[Begin Text]

Logistic regression

We define a random variable, \(Y_i\), to have a binomial distribution if it is the number of successes from a number of independent trials, \(n\), each with the same probability of success, \(p\). It is a discrete distribution, which notes that the number of successes associated with the \(i^{th}\) observation must be an integer between \(0\) and \(n_i\). In addition, it builds in the non-constant variance of \(Y_i\) and \(\frac{Y_i}{n_i}\): \(\text{Var}(Y_i)=n_ip_i(1−p_i)\) and \(\text{Var}(\frac{Y_i}{n_i}) = \frac{p_i(1−p_i)}{n_i}\).

If we were to assume a linear relationship (as previously) that \(p_i = \alpha + \beta_1 x_i\) then we would be allowing \(p < 0\) and \(p>1\), which is not supported by the binomial distribution. So, we use a link function to map between \(p\) and the real number line:

\[\text{logit}(p_i) = \text{log}\left (\frac{p_i}{1 - p_i}\right ) = \alpha + \beta_1x_i.\] This leads to \[p_i = \frac{\exp(\alpha + \beta_1x_i)}{1 + \exp(\alpha + \beta_1x_i)}.\] and

\[Y_i \sim \text{Binomial}(n_i, p_i)\]

Interpreting coefficients

Recap, for probability \(p\) the odds are \(\frac{p}{1-p}\) and the log-odds are \(\text{log}\left (\frac{p}{1-p}\right )\):

when \(p=0.5\) the odds \(=1\) and the log-odds \(= 0\)

[End Text]
[Begin Recorded data]

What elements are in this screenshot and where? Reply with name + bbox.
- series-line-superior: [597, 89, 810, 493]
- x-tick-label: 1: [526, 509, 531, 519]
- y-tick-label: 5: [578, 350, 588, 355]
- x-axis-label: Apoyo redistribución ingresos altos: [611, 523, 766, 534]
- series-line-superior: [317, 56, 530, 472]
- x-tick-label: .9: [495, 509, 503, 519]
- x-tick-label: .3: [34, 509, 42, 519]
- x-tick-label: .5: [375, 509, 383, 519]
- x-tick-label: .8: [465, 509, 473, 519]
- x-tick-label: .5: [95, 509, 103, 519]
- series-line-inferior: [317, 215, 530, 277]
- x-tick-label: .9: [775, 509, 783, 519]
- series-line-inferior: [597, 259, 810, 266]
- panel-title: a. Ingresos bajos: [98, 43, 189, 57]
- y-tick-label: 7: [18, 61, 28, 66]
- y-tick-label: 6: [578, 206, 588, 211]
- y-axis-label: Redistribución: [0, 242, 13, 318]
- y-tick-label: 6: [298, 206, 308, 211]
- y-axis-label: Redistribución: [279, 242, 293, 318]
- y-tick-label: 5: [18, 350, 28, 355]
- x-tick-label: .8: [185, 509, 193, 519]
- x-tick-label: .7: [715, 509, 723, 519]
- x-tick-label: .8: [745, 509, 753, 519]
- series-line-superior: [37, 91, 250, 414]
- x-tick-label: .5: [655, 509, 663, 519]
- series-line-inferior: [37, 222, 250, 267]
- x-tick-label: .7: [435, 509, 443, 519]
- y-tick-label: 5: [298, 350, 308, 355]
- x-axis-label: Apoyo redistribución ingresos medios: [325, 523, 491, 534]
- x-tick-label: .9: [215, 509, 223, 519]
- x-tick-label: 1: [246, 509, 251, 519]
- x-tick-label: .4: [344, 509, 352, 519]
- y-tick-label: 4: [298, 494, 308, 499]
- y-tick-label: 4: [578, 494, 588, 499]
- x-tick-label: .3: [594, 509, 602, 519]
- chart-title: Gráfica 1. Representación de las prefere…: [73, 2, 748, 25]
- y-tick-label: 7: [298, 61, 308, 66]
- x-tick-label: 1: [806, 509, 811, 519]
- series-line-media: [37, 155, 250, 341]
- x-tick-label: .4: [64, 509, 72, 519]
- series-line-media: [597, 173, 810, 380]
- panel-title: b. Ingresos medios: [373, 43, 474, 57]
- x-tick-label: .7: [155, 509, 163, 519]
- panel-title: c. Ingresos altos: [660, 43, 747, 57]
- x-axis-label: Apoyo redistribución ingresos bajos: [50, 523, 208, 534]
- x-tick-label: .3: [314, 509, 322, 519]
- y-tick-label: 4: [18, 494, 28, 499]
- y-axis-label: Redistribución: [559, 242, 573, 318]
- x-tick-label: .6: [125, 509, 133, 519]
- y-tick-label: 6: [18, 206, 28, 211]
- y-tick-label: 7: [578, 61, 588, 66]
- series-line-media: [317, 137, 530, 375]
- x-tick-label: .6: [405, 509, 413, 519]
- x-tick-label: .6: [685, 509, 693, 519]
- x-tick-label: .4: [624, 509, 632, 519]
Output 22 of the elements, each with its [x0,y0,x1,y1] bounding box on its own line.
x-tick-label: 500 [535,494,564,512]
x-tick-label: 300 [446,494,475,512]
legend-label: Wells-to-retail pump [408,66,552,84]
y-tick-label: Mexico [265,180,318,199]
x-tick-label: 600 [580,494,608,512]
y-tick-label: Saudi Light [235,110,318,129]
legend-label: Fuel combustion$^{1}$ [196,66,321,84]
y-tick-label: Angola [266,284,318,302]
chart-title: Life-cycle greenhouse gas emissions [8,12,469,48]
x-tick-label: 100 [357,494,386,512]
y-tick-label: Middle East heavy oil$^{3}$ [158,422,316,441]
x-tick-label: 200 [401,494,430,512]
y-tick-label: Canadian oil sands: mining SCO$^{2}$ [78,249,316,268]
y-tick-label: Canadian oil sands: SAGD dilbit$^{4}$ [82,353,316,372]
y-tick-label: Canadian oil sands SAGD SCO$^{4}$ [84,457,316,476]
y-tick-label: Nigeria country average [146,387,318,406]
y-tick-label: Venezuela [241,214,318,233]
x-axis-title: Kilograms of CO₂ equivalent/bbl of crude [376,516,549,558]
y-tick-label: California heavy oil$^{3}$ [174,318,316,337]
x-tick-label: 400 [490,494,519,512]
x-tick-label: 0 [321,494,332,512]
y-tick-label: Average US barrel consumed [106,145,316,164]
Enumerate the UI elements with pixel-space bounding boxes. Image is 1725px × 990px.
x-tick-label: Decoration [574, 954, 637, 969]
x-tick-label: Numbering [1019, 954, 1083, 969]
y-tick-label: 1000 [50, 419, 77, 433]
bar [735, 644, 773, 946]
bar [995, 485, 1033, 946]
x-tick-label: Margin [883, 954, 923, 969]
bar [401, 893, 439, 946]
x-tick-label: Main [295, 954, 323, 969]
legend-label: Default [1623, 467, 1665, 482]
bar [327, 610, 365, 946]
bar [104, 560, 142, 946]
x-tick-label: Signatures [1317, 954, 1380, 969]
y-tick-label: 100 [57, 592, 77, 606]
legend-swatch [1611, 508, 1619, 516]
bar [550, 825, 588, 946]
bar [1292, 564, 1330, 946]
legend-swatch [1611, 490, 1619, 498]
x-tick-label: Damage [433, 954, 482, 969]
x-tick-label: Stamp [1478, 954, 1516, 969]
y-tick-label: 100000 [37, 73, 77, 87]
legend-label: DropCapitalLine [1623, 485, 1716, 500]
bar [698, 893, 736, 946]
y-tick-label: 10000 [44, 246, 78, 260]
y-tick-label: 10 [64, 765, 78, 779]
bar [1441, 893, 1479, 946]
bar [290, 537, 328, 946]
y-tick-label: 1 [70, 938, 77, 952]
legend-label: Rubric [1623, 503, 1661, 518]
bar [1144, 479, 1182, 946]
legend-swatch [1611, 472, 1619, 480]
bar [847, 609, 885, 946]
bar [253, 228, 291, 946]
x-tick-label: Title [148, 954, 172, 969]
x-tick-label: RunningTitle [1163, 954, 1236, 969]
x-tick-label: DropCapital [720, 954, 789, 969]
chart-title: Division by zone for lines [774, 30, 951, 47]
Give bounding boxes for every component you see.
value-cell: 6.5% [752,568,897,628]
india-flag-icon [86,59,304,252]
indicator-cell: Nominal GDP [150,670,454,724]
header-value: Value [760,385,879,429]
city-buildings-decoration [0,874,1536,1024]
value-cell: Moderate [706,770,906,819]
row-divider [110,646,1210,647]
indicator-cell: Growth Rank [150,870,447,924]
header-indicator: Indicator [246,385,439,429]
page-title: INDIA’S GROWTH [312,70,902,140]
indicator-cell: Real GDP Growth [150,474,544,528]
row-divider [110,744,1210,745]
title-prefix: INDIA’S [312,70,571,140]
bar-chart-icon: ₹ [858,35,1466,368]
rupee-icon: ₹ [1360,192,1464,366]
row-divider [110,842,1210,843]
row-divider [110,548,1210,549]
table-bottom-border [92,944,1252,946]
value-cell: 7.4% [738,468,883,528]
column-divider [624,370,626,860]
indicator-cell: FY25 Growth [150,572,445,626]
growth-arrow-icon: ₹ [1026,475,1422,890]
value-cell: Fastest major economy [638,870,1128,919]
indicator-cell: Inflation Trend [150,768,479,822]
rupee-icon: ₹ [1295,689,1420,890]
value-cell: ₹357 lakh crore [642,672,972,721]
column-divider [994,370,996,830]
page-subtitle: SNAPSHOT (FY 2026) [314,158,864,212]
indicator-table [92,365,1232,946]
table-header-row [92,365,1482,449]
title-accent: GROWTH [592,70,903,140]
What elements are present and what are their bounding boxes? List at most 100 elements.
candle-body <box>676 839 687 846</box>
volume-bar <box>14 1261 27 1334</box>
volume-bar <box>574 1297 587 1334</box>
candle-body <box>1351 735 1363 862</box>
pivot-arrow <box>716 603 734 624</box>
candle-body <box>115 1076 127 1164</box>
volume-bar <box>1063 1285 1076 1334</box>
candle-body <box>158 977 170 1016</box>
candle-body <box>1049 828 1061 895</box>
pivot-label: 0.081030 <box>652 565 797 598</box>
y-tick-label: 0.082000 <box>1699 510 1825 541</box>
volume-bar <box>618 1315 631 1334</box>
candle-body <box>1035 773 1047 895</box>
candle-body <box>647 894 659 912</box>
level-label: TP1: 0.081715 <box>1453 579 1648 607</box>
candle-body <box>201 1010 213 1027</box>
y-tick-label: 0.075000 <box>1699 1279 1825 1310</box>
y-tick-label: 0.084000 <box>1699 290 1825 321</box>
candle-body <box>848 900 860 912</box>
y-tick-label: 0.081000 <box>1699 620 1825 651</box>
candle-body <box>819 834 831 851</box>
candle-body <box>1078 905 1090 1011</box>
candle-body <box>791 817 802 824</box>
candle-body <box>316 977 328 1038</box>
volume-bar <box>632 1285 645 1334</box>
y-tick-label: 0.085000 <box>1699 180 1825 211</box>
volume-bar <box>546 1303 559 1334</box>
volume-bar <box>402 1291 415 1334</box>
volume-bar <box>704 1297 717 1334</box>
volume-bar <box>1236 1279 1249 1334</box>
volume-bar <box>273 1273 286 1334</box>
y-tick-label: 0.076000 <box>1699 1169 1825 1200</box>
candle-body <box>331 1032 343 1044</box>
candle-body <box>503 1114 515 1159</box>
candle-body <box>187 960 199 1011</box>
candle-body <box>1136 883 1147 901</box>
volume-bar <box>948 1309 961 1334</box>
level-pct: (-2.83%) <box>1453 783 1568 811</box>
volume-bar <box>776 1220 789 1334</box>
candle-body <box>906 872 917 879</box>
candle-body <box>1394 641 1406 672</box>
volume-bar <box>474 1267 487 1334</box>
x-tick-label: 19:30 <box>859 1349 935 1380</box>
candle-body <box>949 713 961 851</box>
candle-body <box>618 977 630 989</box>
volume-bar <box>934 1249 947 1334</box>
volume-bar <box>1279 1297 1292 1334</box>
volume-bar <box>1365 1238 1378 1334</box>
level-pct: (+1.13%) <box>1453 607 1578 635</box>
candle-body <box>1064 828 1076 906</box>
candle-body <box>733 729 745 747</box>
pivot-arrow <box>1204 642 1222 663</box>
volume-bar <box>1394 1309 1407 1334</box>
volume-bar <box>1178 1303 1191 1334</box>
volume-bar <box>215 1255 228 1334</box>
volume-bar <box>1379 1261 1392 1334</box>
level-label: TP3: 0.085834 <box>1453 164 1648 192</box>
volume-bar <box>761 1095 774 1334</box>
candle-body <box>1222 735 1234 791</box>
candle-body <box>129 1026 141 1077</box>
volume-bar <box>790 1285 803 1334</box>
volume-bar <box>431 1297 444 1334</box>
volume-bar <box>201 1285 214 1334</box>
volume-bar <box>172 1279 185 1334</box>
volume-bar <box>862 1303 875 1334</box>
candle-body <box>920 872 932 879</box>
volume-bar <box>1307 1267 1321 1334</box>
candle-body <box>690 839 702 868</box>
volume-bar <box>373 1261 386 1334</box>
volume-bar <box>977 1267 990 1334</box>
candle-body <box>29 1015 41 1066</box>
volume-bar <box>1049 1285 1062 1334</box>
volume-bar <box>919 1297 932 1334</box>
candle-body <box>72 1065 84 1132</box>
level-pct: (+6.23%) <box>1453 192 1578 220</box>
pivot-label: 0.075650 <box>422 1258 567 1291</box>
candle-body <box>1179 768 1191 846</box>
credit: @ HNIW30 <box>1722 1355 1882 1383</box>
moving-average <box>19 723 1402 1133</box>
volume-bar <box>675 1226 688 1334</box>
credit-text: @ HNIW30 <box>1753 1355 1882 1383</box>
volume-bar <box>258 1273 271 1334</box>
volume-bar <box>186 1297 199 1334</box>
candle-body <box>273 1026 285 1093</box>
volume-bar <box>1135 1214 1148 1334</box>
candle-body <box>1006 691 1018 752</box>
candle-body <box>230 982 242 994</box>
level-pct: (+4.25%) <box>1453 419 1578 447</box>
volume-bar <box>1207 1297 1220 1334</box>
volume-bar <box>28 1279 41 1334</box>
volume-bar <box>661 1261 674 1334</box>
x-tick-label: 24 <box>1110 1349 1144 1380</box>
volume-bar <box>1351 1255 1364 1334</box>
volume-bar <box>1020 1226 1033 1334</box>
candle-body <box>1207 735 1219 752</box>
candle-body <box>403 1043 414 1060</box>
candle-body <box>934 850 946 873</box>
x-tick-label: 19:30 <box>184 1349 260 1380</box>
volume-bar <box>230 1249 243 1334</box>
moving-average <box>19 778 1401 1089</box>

[End Recorded data]

• **Task directions**
Write out the logistic regression text above in full, word for word.

• **Completed task**
Logistic regression

We define a random variable, \(Y_i\), to have a binomial distribution if it is the number of successes from a number of independent trials, \(n\), each with the same probability of success, \(p\). It is a discrete distribution, which notes that the number of successes associated with the \(i^{th}\) observation must be an integer between \(0\) and \(n_i\). In addition, it builds in the non-constant variance of \(Y_i\) and \(\frac{Y_i}{n_i}\): \(\text{Var}(Y_i)=n_ip_i(1−p_i)\) and \(\text{Var}(\frac{Y_i}{n_i}) = \frac{p_i(1−p_i)}{n_i}\).

If we were to assume a linear relationship (as previously) that \(p_i = \alpha + \beta_1 x_i\) then we would be allowing \(p < 0\) and \(p>1\), which is not supported by the binomial distribution. So, we use a link function to map between \(p\) and the real number line:

\[\text{logit}(p_i) = \text{log}\left (\frac{p_i}{1 - p_i}\right ) = \alpha + \beta_1x_i.\] This leads to \[p_i = \frac{\exp(\alpha + \beta_1x_i)}{1 + \exp(\alpha + \beta_1x_i)}.\] and

\[Y_i \sim \text{Binomial}(n_i, p_i)\]

Interpreting coefficients

Recap, for probability \(p\) the odds are \(\frac{p}{1-p}\) and the log-odds are \(\text{log}\left (\frac{p}{1-p}\right )\):

when \(p=0.5\) the odds \(=1\) and the log-odds \(= 0\)